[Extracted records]
'''
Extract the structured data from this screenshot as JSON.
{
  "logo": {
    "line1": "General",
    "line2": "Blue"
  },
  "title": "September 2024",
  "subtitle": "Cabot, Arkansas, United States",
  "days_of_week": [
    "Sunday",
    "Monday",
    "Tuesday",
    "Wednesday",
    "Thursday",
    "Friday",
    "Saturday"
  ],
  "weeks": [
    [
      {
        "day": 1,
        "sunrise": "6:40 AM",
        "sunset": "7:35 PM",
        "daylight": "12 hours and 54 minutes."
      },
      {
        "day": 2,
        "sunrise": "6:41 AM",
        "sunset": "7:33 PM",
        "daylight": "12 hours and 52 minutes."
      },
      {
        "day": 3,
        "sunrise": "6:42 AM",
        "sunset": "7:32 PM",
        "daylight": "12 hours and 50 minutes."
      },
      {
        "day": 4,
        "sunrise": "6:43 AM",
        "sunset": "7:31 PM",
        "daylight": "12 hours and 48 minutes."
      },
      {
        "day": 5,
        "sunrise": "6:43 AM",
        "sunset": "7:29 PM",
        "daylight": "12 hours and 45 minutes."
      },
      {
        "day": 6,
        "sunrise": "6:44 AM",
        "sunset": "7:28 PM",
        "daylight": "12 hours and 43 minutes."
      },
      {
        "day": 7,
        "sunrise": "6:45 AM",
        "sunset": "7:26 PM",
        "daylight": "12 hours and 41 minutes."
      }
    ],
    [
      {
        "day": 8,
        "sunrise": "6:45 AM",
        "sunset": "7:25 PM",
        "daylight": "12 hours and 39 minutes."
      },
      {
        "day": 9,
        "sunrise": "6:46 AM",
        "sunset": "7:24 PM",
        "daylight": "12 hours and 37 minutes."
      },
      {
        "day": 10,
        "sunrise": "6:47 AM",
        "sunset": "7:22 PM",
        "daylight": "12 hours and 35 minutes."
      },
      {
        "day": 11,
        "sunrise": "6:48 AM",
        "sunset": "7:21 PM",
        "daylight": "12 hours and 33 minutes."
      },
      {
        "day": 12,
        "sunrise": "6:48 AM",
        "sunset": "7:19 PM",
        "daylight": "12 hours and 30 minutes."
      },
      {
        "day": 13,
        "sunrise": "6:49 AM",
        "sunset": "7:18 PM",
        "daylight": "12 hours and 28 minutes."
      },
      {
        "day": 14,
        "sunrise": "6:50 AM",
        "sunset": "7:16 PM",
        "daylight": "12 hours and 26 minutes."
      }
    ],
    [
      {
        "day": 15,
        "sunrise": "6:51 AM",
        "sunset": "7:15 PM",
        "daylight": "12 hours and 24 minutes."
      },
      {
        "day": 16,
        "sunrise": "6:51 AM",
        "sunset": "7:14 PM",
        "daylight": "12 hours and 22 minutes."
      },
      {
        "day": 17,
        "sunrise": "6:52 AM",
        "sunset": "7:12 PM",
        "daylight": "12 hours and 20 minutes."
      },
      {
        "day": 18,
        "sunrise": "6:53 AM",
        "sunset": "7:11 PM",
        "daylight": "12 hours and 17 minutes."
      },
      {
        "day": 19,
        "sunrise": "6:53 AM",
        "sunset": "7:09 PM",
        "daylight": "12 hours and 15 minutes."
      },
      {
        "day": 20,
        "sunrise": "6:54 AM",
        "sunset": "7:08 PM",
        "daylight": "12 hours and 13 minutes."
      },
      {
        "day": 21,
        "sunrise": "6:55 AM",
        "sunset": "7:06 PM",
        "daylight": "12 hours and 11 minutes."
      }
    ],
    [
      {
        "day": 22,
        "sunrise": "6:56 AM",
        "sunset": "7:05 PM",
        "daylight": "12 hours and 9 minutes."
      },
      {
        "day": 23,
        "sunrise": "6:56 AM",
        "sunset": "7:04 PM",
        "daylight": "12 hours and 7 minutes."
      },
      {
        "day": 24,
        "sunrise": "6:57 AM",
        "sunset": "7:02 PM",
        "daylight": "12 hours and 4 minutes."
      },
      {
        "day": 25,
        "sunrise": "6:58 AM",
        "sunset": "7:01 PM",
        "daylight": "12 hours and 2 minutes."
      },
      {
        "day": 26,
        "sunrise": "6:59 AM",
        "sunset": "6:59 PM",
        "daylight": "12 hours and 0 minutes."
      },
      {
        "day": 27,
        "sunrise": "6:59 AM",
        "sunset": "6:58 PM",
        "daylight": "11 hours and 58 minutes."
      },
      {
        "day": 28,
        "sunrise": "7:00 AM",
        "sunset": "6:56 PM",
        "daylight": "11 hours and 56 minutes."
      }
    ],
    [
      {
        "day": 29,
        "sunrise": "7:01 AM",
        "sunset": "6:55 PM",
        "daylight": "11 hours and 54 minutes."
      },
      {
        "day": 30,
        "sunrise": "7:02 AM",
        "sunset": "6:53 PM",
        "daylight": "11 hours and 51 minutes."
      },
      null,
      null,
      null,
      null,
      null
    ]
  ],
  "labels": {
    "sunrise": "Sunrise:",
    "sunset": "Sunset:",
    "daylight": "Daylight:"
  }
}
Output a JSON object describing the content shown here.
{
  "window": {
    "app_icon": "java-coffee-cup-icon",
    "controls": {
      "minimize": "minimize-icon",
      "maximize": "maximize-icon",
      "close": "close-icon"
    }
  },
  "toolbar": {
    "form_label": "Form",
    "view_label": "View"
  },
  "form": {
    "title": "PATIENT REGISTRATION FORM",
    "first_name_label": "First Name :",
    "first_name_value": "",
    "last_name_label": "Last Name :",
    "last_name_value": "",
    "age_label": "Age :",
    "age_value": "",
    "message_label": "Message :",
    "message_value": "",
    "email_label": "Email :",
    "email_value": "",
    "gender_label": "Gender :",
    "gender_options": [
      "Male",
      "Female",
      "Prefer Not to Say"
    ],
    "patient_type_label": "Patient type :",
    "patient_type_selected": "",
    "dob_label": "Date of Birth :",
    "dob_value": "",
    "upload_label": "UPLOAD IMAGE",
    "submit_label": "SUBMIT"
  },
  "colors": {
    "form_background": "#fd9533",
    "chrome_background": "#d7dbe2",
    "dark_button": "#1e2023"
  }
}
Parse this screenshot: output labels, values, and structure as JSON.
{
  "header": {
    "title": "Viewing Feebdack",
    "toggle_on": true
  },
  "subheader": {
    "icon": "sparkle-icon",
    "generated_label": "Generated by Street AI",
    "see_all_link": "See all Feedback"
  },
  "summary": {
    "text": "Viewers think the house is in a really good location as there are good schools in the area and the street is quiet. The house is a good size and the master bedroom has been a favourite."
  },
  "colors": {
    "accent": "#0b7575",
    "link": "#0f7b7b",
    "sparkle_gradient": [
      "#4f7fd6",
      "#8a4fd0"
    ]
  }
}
'''
» Problem to work on:
Return every record above exactly as it appears.

» Written reply:
Extract the structured data from this screenshot as JSON.
{
  "logo": {
    "line1": "General",
    "line2": "Blue"
  },
  "title": "September 2024",
  "subtitle": "Cabot, Arkansas, United States",
  "days_of_week": [
    "Sunday",
    "Monday",
    "Tuesday",
    "Wednesday",
    "Thursday",
    "Friday",
    "Saturday"
  ],
  "weeks": [
    [
      {
        "day": 1,
        "sunrise": "6:40 AM",
        "sunset": "7:35 PM",
        "daylight": "12 hours and 54 minutes."
      },
      {
        "day": 2,
        "sunrise": "6:41 AM",
        "sunset": "7:33 PM",
        "daylight": "12 hours and 52 minutes."
      },
      {
        "day": 3,
        "sunrise": "6:42 AM",
        "sunset": "7:32 PM",
        "daylight": "12 hours and 50 minutes."
      },
      {
        "day": 4,
        "sunrise": "6:43 AM",
        "sunset": "7:31 PM",
        "daylight": "12 hours and 48 minutes."
      },
      {
        "day": 5,
        "sunrise": "6:43 AM",
        "sunset": "7:29 PM",
        "daylight": "12 hours and 45 minutes."
      },
      {
        "day": 6,
        "sunrise": "6:44 AM",
        "sunset": "7:28 PM",
        "daylight": "12 hours and 43 minutes."
      },
      {
        "day": 7,
        "sunrise": "6:45 AM",
        "sunset": "7:26 PM",
        "daylight": "12 hours and 41 minutes."
      }
    ],
    [
      {
        "day": 8,
        "sunrise": "6:45 AM",
        "sunset": "7:25 PM",
        "daylight": "12 hours and 39 minutes."
      },
      {
        "day": 9,
        "sunrise": "6:46 AM",
        "sunset": "7:24 PM",
        "daylight": "12 hours and 37 minutes."
      },
      {
        "day": 10,
        "sunrise": "6:47 AM",
        "sunset": "7:22 PM",
        "daylight": "12 hours and 35 minutes."
      },
      {
        "day": 11,
        "sunrise": "6:48 AM",
        "sunset": "7:21 PM",
        "daylight": "12 hours and 33 minutes."
      },
      {
        "day": 12,
        "sunrise": "6:48 AM",
        "sunset": "7:19 PM",
        "daylight": "12 hours and 30 minutes."
      },
      {
        "day": 13,
        "sunrise": "6:49 AM",
        "sunset": "7:18 PM",
        "daylight": "12 hours and 28 minutes."
      },
      {
        "day": 14,
        "sunrise": "6:50 AM",
        "sunset": "7:16 PM",
        "daylight": "12 hours and 26 minutes."
      }
    ],
    [
      {
        "day": 15,
        "sunrise": "6:51 AM",
        "sunset": "7:15 PM",
        "daylight": "12 hours and 24 minutes."
      },
      {
        "day": 16,
        "sunrise": "6:51 AM",
        "sunset": "7:14 PM",
        "daylight": "12 hours and 22 minutes."
      },
      {
        "day": 17,
        "sunrise": "6:52 AM",
        "sunset": "7:12 PM",
        "daylight": "12 hours and 20 minutes."
      },
      {
        "day": 18,
        "sunrise": "6:53 AM",
        "sunset": "7:11 PM",
        "daylight": "12 hours and 17 minutes."
      },
      {
        "day": 19,
        "sunrise": "6:53 AM",
        "sunset": "7:09 PM",
        "daylight": "12 hours and 15 minutes."
      },
      {
        "day": 20,
        "sunrise": "6:54 AM",
        "sunset": "7:08 PM",
        "daylight": "12 hours and 13 minutes."
      },
      {
        "day": 21,
        "sunrise": "6:55 AM",
        "sunset": "7:06 PM",
        "daylight": "12 hours and 11 minutes."
      }
    ],
    [
      {
        "day": 22,
        "sunrise": "6:56 AM",
        "sunset": "7:05 PM",
        "daylight": "12 hours and 9 minutes."
      },
      {
        "day": 23,
        "sunrise": "6:56 AM",
        "sunset": "7:04 PM",
        "daylight": "12 hours and 7 minutes."
      },
      {
        "day": 24,
        "sunrise": "6:57 AM",
        "sunset": "7:02 PM",
        "daylight": "12 hours and 4 minutes."
      },
      {
        "day": 25,
        "sunrise": "6:58 AM",
        "sunset": "7:01 PM",
        "daylight": "12 hours and 2 minutes."
      },
      {
        "day": 26,
        "sunrise": "6:59 AM",
        "sunset": "6:59 PM",
        "daylight": "12 hours and 0 minutes."
      },
      {
        "day": 27,
        "sunrise": "6:59 AM",
        "sunset": "6:58 PM",
        "daylight": "11 hours and 58 minutes."
      },
      {
        "day": 28,
        "sunrise": "7:00 AM",
        "sunset": "6:56 PM",
        "daylight": "11 hours and 56 minutes."
      }
    ],
    [
      {
        "day": 29,
        "sunrise": "7:01 AM",
        "sunset": "6:55 PM",
        "daylight": "11 hours and 54 minutes."
      },
      {
        "day": 30,
        "sunrise": "7:02 AM",
        "sunset": "6:53 PM",
        "daylight": "11 hours and 51 minutes."
      },
      null,
      null,
      null,
      null,
      null
    ]
  ],
  "labels": {
    "sunrise": "Sunrise:",
    "sunset": "Sunset:",
    "daylight": "Daylight:"
  }
}
Output a JSON object describing the content shown here.
{
  "window": {
    "app_icon": "java-coffee-cup-icon",
    "controls": {
      "minimize": "minimize-icon",
      "maximize": "maximize-icon",
      "close": "close-icon"
    }
  },
  "toolbar": {
    "form_label": "Form",
    "view_label": "View"
  },
  "form": {
    "title": "PATIENT REGISTRATION FORM",
    "first_name_label": "First Name :",
    "first_name_value": "",
    "last_name_label": "Last Name :",
    "last_name_value": "",
    "age_label": "Age :",
    "age_value": "",
    "message_label": "Message :",
    "message_value": "",
    "email_label": "Email :",
    "email_value": "",
    "gender_label": "Gender :",
    "gender_options": [
      "Male",
      "Female",
      "Prefer Not to Say"
    ],
    "patient_type_label": "Patient type :",
    "patient_type_selected": "",
    "dob_label": "Date of Birth :",
    "dob_value": "",
    "upload_label": "UPLOAD IMAGE",
    "submit_label": "SUBMIT"
  },
  "colors": {
    "form_background": "#fd9533",
    "chrome_background": "#d7dbe2",
    "dark_button": "#1e2023"
  }
}
Parse this screenshot: output labels, values, and structure as JSON.
{
  "header": {
    "title": "Viewing Feebdack",
    "toggle_on": true
  },
  "subheader": {
    "icon": "sparkle-icon",
    "generated_label": "Generated by Street AI",
    "see_all_link": "See all Feedback"
  },
  "summary": {
    "text": "Viewers think the house is in a really good location as there are good schools in the area and the street is quiet. The house is a good size and the master bedroom has been a favourite."
  },
  "colors": {
    "accent": "#0b7575",
    "link": "#0f7b7b",
    "sparkle_gradient": [
      "#4f7fd6",
      "#8a4fd0"
    ]
  }
}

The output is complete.